In the entries below, identify every line with the string "JSON" and copy it.

(Source records)
**********

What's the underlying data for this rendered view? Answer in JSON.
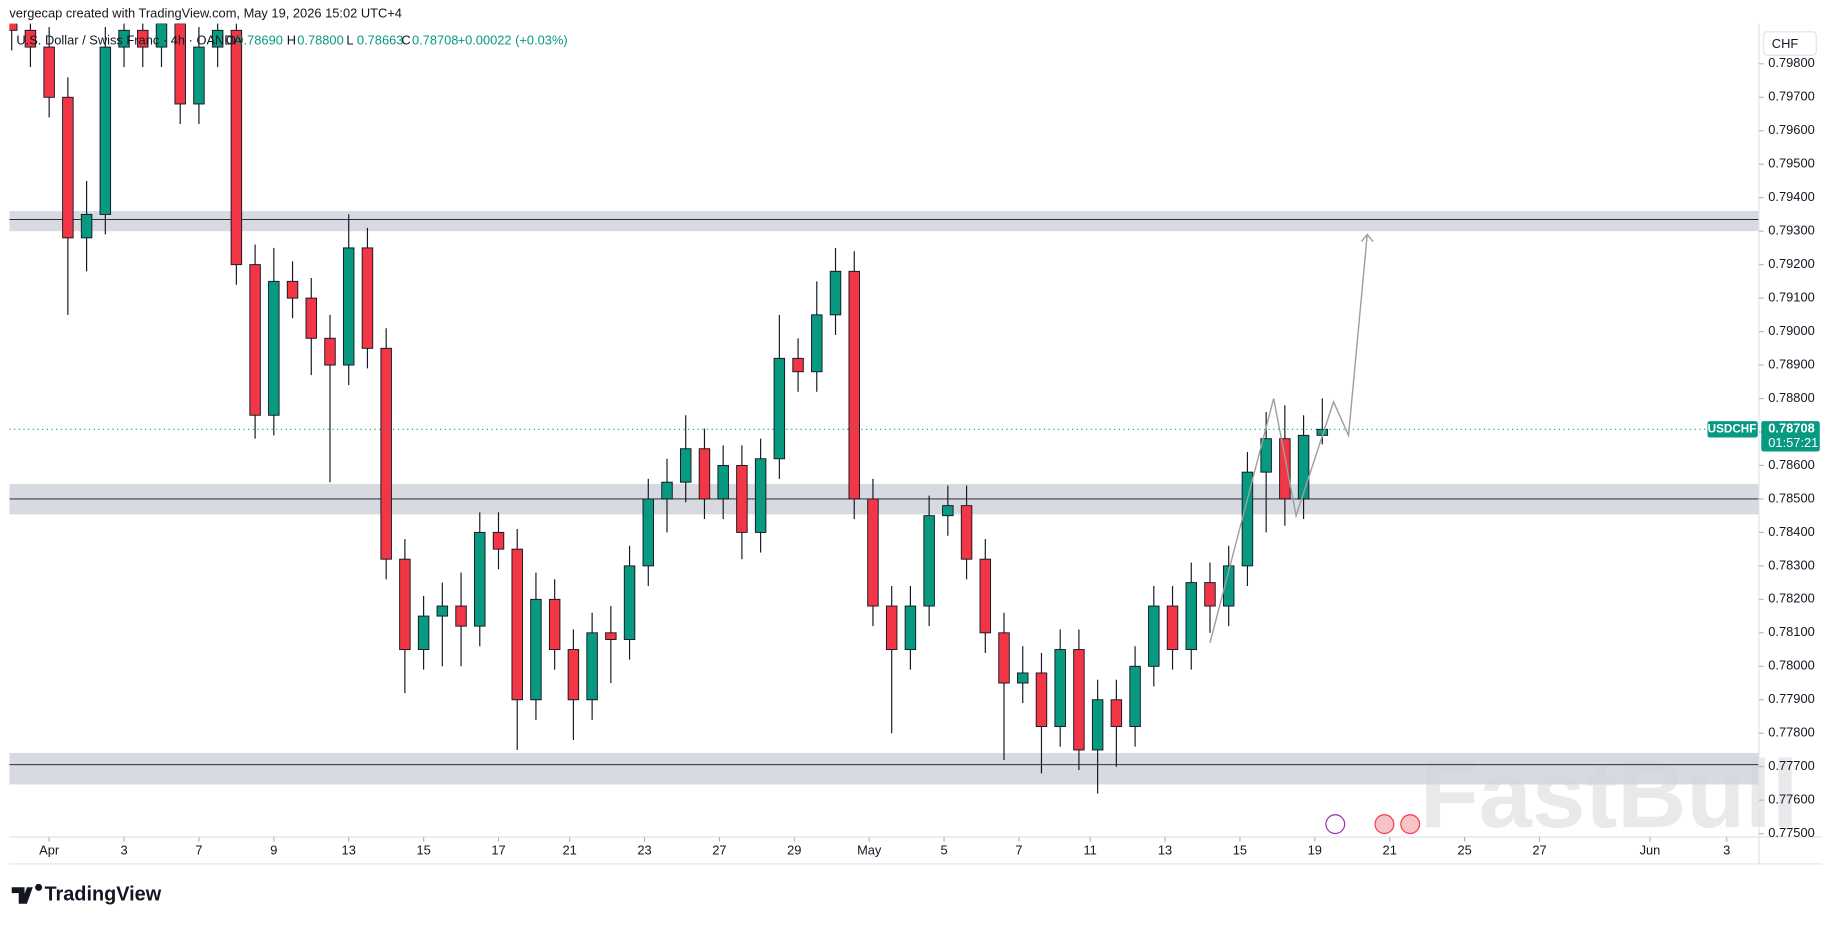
{
  "chart_data": {
    "type": "candlestick",
    "attribution": "vergecap created with TradingView.com, May 19, 2026 15:02 UTC+4",
    "title": "U.S. Dollar / Swiss Franc · 4h · OANDA",
    "legend": {
      "labels": [
        "O",
        "H",
        "L",
        "C"
      ],
      "value_labels": [
        "0.78690",
        "0.78800",
        "0.78663",
        "0.78708"
      ],
      "change": "+0.00022 (+0.03%)"
    },
    "currency": "CHF",
    "countdown": "01:57:21",
    "logo": "TradingView",
    "watermark": "FastBull",
    "series": [
      {
        "name": "USDCHF",
        "up_color": "#089981",
        "down_color": "#f23645",
        "x": [
          -1,
          -0.5,
          0,
          0.5,
          1,
          1.5,
          2,
          2.5,
          3,
          3.5,
          4,
          4.5,
          5,
          5.5,
          6,
          6.5,
          7,
          7.5,
          8,
          8.5,
          9,
          9.5,
          10,
          10.5,
          11,
          11.5,
          12,
          12.5,
          13,
          13.5,
          14,
          14.5,
          15,
          15.5,
          16,
          16.5,
          17,
          17.5,
          18,
          18.5,
          19,
          19.5,
          20,
          20.5,
          21,
          21.5,
          22,
          22.5,
          23,
          23.5,
          24,
          24.5,
          25,
          25.5,
          26,
          26.5,
          27,
          27.5,
          28,
          28.5,
          29,
          29.5,
          30,
          30.5,
          31,
          31.5,
          32,
          32.5,
          33,
          33.5,
          34
        ],
        "open": [
          0.7995,
          0.799,
          0.7985,
          0.797,
          0.7928,
          0.7935,
          0.7985,
          0.799,
          0.7985,
          0.7992,
          0.7968,
          0.7985,
          0.799,
          0.792,
          0.7875,
          0.7915,
          0.791,
          0.7898,
          0.789,
          0.7925,
          0.7895,
          0.7832,
          0.7805,
          0.7815,
          0.7818,
          0.7812,
          0.784,
          0.7835,
          0.779,
          0.782,
          0.7805,
          0.779,
          0.781,
          0.7808,
          0.783,
          0.785,
          0.7855,
          0.7865,
          0.785,
          0.786,
          0.784,
          0.7862,
          0.7892,
          0.7888,
          0.7905,
          0.7918,
          0.785,
          0.7818,
          0.7805,
          0.7818,
          0.7845,
          0.7848,
          0.7832,
          0.781,
          0.7795,
          0.7798,
          0.7782,
          0.7805,
          0.7775,
          0.779,
          0.7782,
          0.78,
          0.7818,
          0.7805,
          0.7825,
          0.7818,
          0.783,
          0.7858,
          0.7868,
          0.785,
          0.7869
        ],
        "high": [
          0.8001,
          0.7996,
          0.7991,
          0.7976,
          0.7945,
          0.7991,
          0.7998,
          0.7996,
          0.7998,
          0.7998,
          0.7991,
          0.7998,
          0.7996,
          0.7926,
          0.7925,
          0.7921,
          0.7916,
          0.7905,
          0.7935,
          0.7931,
          0.7901,
          0.7838,
          0.7821,
          0.7825,
          0.7828,
          0.7846,
          0.7846,
          0.7841,
          0.7828,
          0.7826,
          0.7811,
          0.7816,
          0.7818,
          0.7836,
          0.7856,
          0.7862,
          0.7875,
          0.7871,
          0.7866,
          0.7866,
          0.7868,
          0.7905,
          0.7898,
          0.7915,
          0.7925,
          0.7924,
          0.7856,
          0.7824,
          0.7824,
          0.7851,
          0.7854,
          0.7854,
          0.7838,
          0.7816,
          0.7806,
          0.7804,
          0.7811,
          0.7811,
          0.7796,
          0.7796,
          0.7806,
          0.7824,
          0.7824,
          0.7831,
          0.7831,
          0.7836,
          0.7864,
          0.7876,
          0.7878,
          0.7875,
          0.788
        ],
        "low": [
          0.7984,
          0.7979,
          0.7964,
          0.7905,
          0.7918,
          0.7929,
          0.7979,
          0.7979,
          0.7979,
          0.7962,
          0.7962,
          0.7979,
          0.7914,
          0.7868,
          0.7869,
          0.7904,
          0.7887,
          0.7855,
          0.7884,
          0.7889,
          0.7826,
          0.7792,
          0.7799,
          0.78,
          0.78,
          0.7806,
          0.7829,
          0.7775,
          0.7784,
          0.7799,
          0.7778,
          0.7784,
          0.7795,
          0.7802,
          0.7824,
          0.784,
          0.7849,
          0.7844,
          0.7844,
          0.7832,
          0.7834,
          0.7856,
          0.7882,
          0.7882,
          0.7899,
          0.7844,
          0.7812,
          0.778,
          0.7799,
          0.7812,
          0.7839,
          0.7826,
          0.7804,
          0.7772,
          0.7789,
          0.7768,
          0.7776,
          0.7769,
          0.7762,
          0.777,
          0.7776,
          0.7794,
          0.7799,
          0.7799,
          0.781,
          0.7812,
          0.7824,
          0.784,
          0.7842,
          0.7844,
          0.78663
        ],
        "close": [
          0.799,
          0.7985,
          0.797,
          0.7928,
          0.7935,
          0.7985,
          0.799,
          0.7985,
          0.7992,
          0.7968,
          0.7985,
          0.799,
          0.792,
          0.7875,
          0.7915,
          0.791,
          0.7898,
          0.789,
          0.7925,
          0.7895,
          0.7832,
          0.7805,
          0.7815,
          0.7818,
          0.7812,
          0.784,
          0.7835,
          0.779,
          0.782,
          0.7805,
          0.779,
          0.781,
          0.7808,
          0.783,
          0.785,
          0.7855,
          0.7865,
          0.785,
          0.786,
          0.784,
          0.7862,
          0.7892,
          0.7888,
          0.7905,
          0.7918,
          0.785,
          0.7818,
          0.7805,
          0.7818,
          0.7845,
          0.7848,
          0.7832,
          0.781,
          0.7795,
          0.7798,
          0.7782,
          0.7805,
          0.7775,
          0.779,
          0.7782,
          0.78,
          0.7818,
          0.7805,
          0.7825,
          0.7818,
          0.783,
          0.7858,
          0.7868,
          0.785,
          0.7869,
          0.78708
        ]
      }
    ],
    "zones": [
      {
        "top": 0.7936,
        "bottom": 0.793,
        "line": 0.79335
      },
      {
        "top": 0.78545,
        "bottom": 0.78454,
        "line": 0.785
      },
      {
        "top": 0.77741,
        "bottom": 0.77647,
        "line": 0.77706
      }
    ],
    "projection": {
      "x": [
        31.0,
        32.7,
        33.3,
        34.3,
        34.7,
        35.2
      ],
      "y": [
        0.7807,
        0.788,
        0.7845,
        0.7879,
        0.7869,
        0.7929
      ],
      "color": "#9e9e9e"
    },
    "xlim": [
      -1.0625,
      45.66
    ],
    "ylim": [
      0.7749,
      0.7992
    ],
    "grid": false,
    "xticks": [
      {
        "value": 0,
        "label": "Apr"
      },
      {
        "value": 2,
        "label": "3"
      },
      {
        "value": 4,
        "label": "7"
      },
      {
        "value": 6,
        "label": "9"
      },
      {
        "value": 8,
        "label": "13"
      },
      {
        "value": 10,
        "label": "15"
      },
      {
        "value": 12,
        "label": "17"
      },
      {
        "value": 13.9,
        "label": "21"
      },
      {
        "value": 15.9,
        "label": "23"
      },
      {
        "value": 17.9,
        "label": "27"
      },
      {
        "value": 19.9,
        "label": "29"
      },
      {
        "value": 21.9,
        "label": "May"
      },
      {
        "value": 23.9,
        "label": "5"
      },
      {
        "value": 25.9,
        "label": "7"
      },
      {
        "value": 27.8,
        "label": "11"
      },
      {
        "value": 29.8,
        "label": "13"
      },
      {
        "value": 31.8,
        "label": "15"
      },
      {
        "value": 33.8,
        "label": "19"
      },
      {
        "value": 35.8,
        "label": "21"
      },
      {
        "value": 37.8,
        "label": "25"
      },
      {
        "value": 39.8,
        "label": "27"
      },
      {
        "value": 42.75,
        "label": "Jun"
      },
      {
        "value": 44.8,
        "label": "3"
      }
    ],
    "yticks": [
      {
        "value": 0.775,
        "label": "0.77500"
      },
      {
        "value": 0.776,
        "label": "0.77600"
      },
      {
        "value": 0.777,
        "label": "0.77700"
      },
      {
        "value": 0.778,
        "label": "0.77800"
      },
      {
        "value": 0.779,
        "label": "0.77900"
      },
      {
        "value": 0.78,
        "label": "0.78000"
      },
      {
        "value": 0.781,
        "label": "0.78100"
      },
      {
        "value": 0.782,
        "label": "0.78200"
      },
      {
        "value": 0.783,
        "label": "0.78300"
      },
      {
        "value": 0.784,
        "label": "0.78400"
      },
      {
        "value": 0.785,
        "label": "0.78500"
      },
      {
        "value": 0.786,
        "label": "0.78600"
      },
      {
        "value": 0.787,
        "label": "0.78700"
      },
      {
        "value": 0.788,
        "label": "0.78800"
      },
      {
        "value": 0.789,
        "label": "0.78900"
      },
      {
        "value": 0.79,
        "label": "0.79000"
      },
      {
        "value": 0.791,
        "label": "0.79100"
      },
      {
        "value": 0.792,
        "label": "0.79200"
      },
      {
        "value": 0.793,
        "label": "0.79300"
      },
      {
        "value": 0.794,
        "label": "0.79400"
      },
      {
        "value": 0.795,
        "label": "0.79500"
      },
      {
        "value": 0.796,
        "label": "0.79600"
      },
      {
        "value": 0.797,
        "label": "0.79700"
      },
      {
        "value": 0.798,
        "label": "0.79800"
      }
    ]
  }
}
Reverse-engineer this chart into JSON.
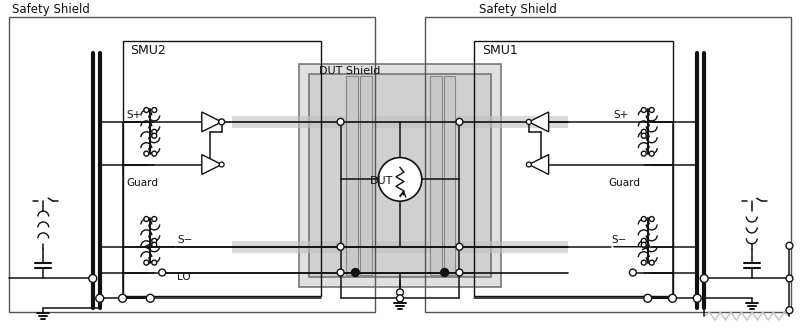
{
  "bg": "#ffffff",
  "lc": "#111111",
  "gc": "#c0c0c0",
  "labels": {
    "ss_left": "Safety Shield",
    "ss_right": "Safety Shield",
    "smu2": "SMU2",
    "smu1": "SMU1",
    "dut_shield": "DUT Shield",
    "dut": "DUT",
    "guard_l": "Guard",
    "guard_r": "Guard",
    "sp": "S+",
    "sm": "S−",
    "lo": "LO"
  }
}
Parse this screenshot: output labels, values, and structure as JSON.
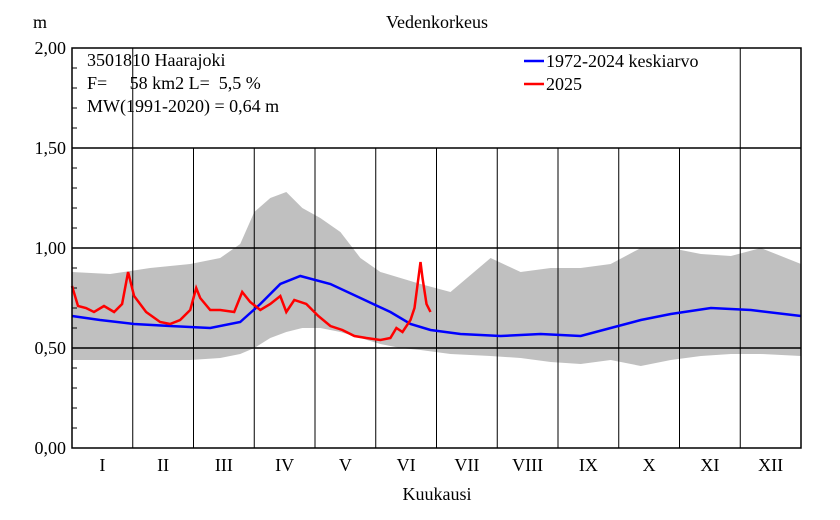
{
  "chart_data": {
    "type": "line",
    "title": "Vedenkorkeus",
    "ylabel": "m",
    "xlabel": "Kuukausi",
    "ylim": [
      0,
      2
    ],
    "yticks": [
      "0,00",
      "0,50",
      "1,00",
      "1,50",
      "2,00"
    ],
    "ytick_values": [
      0,
      0.5,
      1.0,
      1.5,
      2.0
    ],
    "months": [
      "I",
      "II",
      "III",
      "IV",
      "V",
      "VI",
      "VII",
      "VIII",
      "IX",
      "X",
      "XI",
      "XII"
    ],
    "info_lines": [
      "3501810 Haarajoki",
      "F=     58 km2 L=  5,5 %",
      "MW(1991-2020) = 0,64 m"
    ],
    "legend_position": "top-right",
    "grid": true,
    "colors": {
      "mean": "#0000ff",
      "current": "#ff0000",
      "range": "#c0c0c0"
    },
    "series": [
      {
        "name": "1972-2024 keskiarvo",
        "day": [
          1,
          15,
          32,
          50,
          70,
          85,
          95,
          105,
          115,
          130,
          145,
          160,
          170,
          180,
          195,
          215,
          235,
          255,
          270,
          285,
          300,
          320,
          340,
          365
        ],
        "values": [
          0.66,
          0.64,
          0.62,
          0.61,
          0.6,
          0.63,
          0.72,
          0.82,
          0.86,
          0.82,
          0.75,
          0.68,
          0.62,
          0.59,
          0.57,
          0.56,
          0.57,
          0.56,
          0.6,
          0.64,
          0.67,
          0.7,
          0.69,
          0.66
        ]
      },
      {
        "name": "2025",
        "day": [
          1,
          4,
          8,
          12,
          17,
          22,
          26,
          29,
          32,
          38,
          45,
          50,
          55,
          60,
          63,
          65,
          70,
          75,
          82,
          86,
          90,
          95,
          100,
          105,
          108,
          112,
          118,
          124,
          130,
          136,
          142,
          148,
          155,
          160,
          163,
          166,
          170,
          172,
          175,
          176,
          178,
          180
        ],
        "values": [
          0.81,
          0.71,
          0.7,
          0.68,
          0.71,
          0.68,
          0.72,
          0.88,
          0.76,
          0.68,
          0.63,
          0.62,
          0.64,
          0.69,
          0.8,
          0.75,
          0.69,
          0.69,
          0.68,
          0.78,
          0.73,
          0.69,
          0.72,
          0.76,
          0.68,
          0.74,
          0.72,
          0.66,
          0.61,
          0.59,
          0.56,
          0.55,
          0.54,
          0.55,
          0.6,
          0.58,
          0.64,
          0.7,
          0.93,
          0.85,
          0.72,
          0.68
        ]
      }
    ],
    "range_band": {
      "day": [
        1,
        20,
        40,
        60,
        75,
        85,
        92,
        100,
        108,
        116,
        125,
        135,
        145,
        155,
        165,
        175,
        190,
        210,
        225,
        240,
        255,
        270,
        285,
        300,
        315,
        330,
        345,
        365
      ],
      "low": [
        0.44,
        0.44,
        0.44,
        0.44,
        0.45,
        0.47,
        0.5,
        0.55,
        0.58,
        0.6,
        0.6,
        0.58,
        0.55,
        0.52,
        0.5,
        0.49,
        0.47,
        0.46,
        0.45,
        0.43,
        0.42,
        0.44,
        0.41,
        0.44,
        0.46,
        0.47,
        0.47,
        0.46
      ],
      "high": [
        0.88,
        0.87,
        0.9,
        0.92,
        0.95,
        1.02,
        1.18,
        1.25,
        1.28,
        1.2,
        1.15,
        1.08,
        0.95,
        0.88,
        0.85,
        0.82,
        0.78,
        0.95,
        0.88,
        0.9,
        0.9,
        0.92,
        1.0,
        1.0,
        0.97,
        0.96,
        1.0,
        0.92
      ]
    }
  }
}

**********

Result of the exercise>
What's the underlying data for this rendered view? Answer in JSON.
Reverse-engineer this chart into JSON.
Parse this screenshot: output labels, values, and structure as JSON.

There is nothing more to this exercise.